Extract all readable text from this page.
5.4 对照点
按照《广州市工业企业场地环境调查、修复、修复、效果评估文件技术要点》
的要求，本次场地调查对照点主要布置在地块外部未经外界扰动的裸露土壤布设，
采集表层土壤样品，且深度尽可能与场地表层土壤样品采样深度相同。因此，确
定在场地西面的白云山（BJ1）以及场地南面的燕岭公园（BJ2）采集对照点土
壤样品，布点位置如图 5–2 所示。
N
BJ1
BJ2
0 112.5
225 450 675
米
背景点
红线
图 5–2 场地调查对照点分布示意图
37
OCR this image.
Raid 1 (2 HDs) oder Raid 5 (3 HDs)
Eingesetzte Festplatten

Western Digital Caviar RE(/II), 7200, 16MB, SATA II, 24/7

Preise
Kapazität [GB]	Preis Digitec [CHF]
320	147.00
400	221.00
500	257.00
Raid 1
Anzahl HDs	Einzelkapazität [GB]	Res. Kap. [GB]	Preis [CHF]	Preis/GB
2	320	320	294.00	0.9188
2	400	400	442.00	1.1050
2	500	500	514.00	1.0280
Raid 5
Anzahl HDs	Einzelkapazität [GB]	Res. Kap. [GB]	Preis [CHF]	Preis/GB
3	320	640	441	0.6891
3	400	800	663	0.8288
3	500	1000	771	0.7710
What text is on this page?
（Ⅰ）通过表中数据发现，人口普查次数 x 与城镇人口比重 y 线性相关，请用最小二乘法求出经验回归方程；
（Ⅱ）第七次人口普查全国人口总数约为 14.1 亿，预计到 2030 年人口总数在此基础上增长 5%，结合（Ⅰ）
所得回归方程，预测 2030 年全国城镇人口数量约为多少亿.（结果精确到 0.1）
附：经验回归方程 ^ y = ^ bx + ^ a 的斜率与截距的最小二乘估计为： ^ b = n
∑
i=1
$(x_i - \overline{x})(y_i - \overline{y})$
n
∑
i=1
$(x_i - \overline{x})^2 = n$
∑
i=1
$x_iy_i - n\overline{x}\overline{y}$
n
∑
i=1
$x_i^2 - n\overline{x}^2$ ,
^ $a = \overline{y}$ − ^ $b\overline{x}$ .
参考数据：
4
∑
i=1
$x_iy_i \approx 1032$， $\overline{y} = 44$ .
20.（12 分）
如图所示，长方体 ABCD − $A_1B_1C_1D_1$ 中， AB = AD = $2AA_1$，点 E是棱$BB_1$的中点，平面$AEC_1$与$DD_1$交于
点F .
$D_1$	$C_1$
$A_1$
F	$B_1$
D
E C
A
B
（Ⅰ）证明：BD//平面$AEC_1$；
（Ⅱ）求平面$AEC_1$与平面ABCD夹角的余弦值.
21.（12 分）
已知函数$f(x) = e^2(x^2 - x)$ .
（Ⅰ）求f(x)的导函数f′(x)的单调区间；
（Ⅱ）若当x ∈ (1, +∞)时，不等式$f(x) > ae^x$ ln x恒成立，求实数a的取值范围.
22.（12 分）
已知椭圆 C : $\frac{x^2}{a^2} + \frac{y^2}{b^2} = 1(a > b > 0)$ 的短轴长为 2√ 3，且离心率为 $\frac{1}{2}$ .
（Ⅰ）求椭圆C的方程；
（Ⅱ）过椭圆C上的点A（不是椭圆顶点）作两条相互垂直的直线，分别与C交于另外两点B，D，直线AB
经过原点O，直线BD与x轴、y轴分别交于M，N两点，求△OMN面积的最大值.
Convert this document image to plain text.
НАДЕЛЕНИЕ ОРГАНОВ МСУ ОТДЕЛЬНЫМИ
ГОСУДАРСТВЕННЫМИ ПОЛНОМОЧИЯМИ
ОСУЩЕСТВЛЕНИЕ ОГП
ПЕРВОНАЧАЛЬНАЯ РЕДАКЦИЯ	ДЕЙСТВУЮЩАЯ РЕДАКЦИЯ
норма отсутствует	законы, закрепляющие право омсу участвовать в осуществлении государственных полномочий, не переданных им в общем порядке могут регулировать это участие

What you will do: Copy out the lines that hold "Raid".

Answer to the problem:
Raid 1 (2 HDs) oder Raid 5 (3 HDs)
Raid 1
Raid 5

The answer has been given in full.